TASK INPUTS
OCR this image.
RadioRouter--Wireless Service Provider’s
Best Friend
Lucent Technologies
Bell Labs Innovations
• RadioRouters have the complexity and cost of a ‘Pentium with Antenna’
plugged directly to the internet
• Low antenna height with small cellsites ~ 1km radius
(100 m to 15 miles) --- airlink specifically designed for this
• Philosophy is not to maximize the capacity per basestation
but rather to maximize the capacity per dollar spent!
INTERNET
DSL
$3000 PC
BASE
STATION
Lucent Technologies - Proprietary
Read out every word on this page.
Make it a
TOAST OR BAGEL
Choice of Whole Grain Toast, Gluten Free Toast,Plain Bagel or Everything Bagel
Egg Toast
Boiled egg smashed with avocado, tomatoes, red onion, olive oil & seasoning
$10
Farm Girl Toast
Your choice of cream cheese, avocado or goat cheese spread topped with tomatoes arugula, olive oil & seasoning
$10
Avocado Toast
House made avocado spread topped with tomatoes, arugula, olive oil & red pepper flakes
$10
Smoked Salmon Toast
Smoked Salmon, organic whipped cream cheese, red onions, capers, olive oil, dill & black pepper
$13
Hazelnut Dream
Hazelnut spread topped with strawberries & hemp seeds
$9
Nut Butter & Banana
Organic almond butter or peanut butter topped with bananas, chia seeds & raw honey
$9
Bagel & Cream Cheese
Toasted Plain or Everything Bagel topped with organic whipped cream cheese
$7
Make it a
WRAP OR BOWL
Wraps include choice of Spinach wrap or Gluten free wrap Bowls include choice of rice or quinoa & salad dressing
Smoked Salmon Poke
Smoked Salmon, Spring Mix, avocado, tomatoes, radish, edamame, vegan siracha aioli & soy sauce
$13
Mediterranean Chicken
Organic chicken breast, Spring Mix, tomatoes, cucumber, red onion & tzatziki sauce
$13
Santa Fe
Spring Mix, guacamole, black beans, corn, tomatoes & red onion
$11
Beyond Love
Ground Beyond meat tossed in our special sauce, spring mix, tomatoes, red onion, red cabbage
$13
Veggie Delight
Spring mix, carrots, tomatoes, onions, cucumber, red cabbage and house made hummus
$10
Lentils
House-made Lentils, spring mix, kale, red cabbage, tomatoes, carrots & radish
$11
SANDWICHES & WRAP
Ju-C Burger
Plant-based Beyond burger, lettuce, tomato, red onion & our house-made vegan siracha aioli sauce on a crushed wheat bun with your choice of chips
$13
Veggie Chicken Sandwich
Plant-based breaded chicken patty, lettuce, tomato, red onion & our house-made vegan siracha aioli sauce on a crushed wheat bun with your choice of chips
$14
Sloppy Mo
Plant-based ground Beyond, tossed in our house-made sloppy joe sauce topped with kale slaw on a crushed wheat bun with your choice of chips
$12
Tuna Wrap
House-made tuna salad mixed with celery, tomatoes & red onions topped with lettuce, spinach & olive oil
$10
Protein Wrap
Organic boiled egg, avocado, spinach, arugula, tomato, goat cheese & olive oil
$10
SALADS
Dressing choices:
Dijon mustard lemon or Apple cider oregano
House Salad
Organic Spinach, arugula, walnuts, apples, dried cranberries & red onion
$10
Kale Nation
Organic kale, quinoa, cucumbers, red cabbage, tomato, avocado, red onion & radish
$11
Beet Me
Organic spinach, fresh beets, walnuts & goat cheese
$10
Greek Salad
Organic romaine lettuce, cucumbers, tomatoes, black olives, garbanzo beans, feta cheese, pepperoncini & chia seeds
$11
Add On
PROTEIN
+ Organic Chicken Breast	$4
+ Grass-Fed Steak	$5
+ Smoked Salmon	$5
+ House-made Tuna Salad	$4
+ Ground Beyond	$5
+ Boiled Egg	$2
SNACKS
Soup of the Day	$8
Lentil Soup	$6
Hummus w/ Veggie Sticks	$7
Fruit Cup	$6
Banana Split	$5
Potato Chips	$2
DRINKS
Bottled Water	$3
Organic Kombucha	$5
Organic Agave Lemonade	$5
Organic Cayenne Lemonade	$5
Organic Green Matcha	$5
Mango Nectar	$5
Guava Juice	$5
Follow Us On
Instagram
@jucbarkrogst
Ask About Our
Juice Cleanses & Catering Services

WHAT NEEDS TO BE DONE
All records shown above are to be repeated exactly.

EXERCISE RESPONSE
OCR this image.
RadioRouter--Wireless Service Provider’s
Best Friend
Lucent Technologies
Bell Labs Innovations
• RadioRouters have the complexity and cost of a ‘Pentium with Antenna’
plugged directly to the internet
• Low antenna height with small cellsites ~ 1km radius
(100 m to 15 miles) --- airlink specifically designed for this
• Philosophy is not to maximize the capacity per basestation
but rather to maximize the capacity per dollar spent!
INTERNET
DSL
$3000 PC
BASE
STATION
Lucent Technologies - Proprietary
Read out every word on this page.
Make it a
TOAST OR BAGEL
Choice of Whole Grain Toast, Gluten Free Toast,Plain Bagel or Everything Bagel
Egg Toast
Boiled egg smashed with avocado, tomatoes, red onion, olive oil & seasoning
$10
Farm Girl Toast
Your choice of cream cheese, avocado or goat cheese spread topped with tomatoes arugula, olive oil & seasoning
$10
Avocado Toast
House made avocado spread topped with tomatoes, arugula, olive oil & red pepper flakes
$10
Smoked Salmon Toast
Smoked Salmon, organic whipped cream cheese, red onions, capers, olive oil, dill & black pepper
$13
Hazelnut Dream
Hazelnut spread topped with strawberries & hemp seeds
$9
Nut Butter & Banana
Organic almond butter or peanut butter topped with bananas, chia seeds & raw honey
$9
Bagel & Cream Cheese
Toasted Plain or Everything Bagel topped with organic whipped cream cheese
$7
Make it a
WRAP OR BOWL
Wraps include choice of Spinach wrap or Gluten free wrap Bowls include choice of rice or quinoa & salad dressing
Smoked Salmon Poke
Smoked Salmon, Spring Mix, avocado, tomatoes, radish, edamame, vegan siracha aioli & soy sauce
$13
Mediterranean Chicken
Organic chicken breast, Spring Mix, tomatoes, cucumber, red onion & tzatziki sauce
$13
Santa Fe
Spring Mix, guacamole, black beans, corn, tomatoes & red onion
$11
Beyond Love
Ground Beyond meat tossed in our special sauce, spring mix, tomatoes, red onion, red cabbage
$13
Veggie Delight
Spring mix, carrots, tomatoes, onions, cucumber, red cabbage and house made hummus
$10
Lentils
House-made Lentils, spring mix, kale, red cabbage, tomatoes, carrots & radish
$11
SANDWICHES & WRAP
Ju-C Burger
Plant-based Beyond burger, lettuce, tomato, red onion & our house-made vegan siracha aioli sauce on a crushed wheat bun with your choice of chips
$13
Veggie Chicken Sandwich
Plant-based breaded chicken patty, lettuce, tomato, red onion & our house-made vegan siracha aioli sauce on a crushed wheat bun with your choice of chips
$14
Sloppy Mo
Plant-based ground Beyond, tossed in our house-made sloppy joe sauce topped with kale slaw on a crushed wheat bun with your choice of chips
$12
Tuna Wrap
House-made tuna salad mixed with celery, tomatoes & red onions topped with lettuce, spinach & olive oil
$10
Protein Wrap
Organic boiled egg, avocado, spinach, arugula, tomato, goat cheese & olive oil
$10
SALADS
Dressing choices:
Dijon mustard lemon or Apple cider oregano
House Salad
Organic Spinach, arugula, walnuts, apples, dried cranberries & red onion
$10
Kale Nation
Organic kale, quinoa, cucumbers, red cabbage, tomato, avocado, red onion & radish
$11
Beet Me
Organic spinach, fresh beets, walnuts & goat cheese
$10
Greek Salad
Organic romaine lettuce, cucumbers, tomatoes, black olives, garbanzo beans, feta cheese, pepperoncini & chia seeds
$11
Add On
PROTEIN
+ Organic Chicken Breast	$4
+ Grass-Fed Steak	$5
+ Smoked Salmon	$5
+ House-made Tuna Salad	$4
+ Ground Beyond	$5
+ Boiled Egg	$2
SNACKS
Soup of the Day	$8
Lentil Soup	$6
Hummus w/ Veggie Sticks	$7
Fruit Cup	$6
Banana Split	$5
Potato Chips	$2
DRINKS
Bottled Water	$3
Organic Kombucha	$5
Organic Agave Lemonade	$5
Organic Cayenne Lemonade	$5
Organic Green Matcha	$5
Mango Nectar	$5
Guava Juice	$5
Follow Us On
Instagram
@jucbarkrogst
Ask About Our
Juice Cleanses & Catering Services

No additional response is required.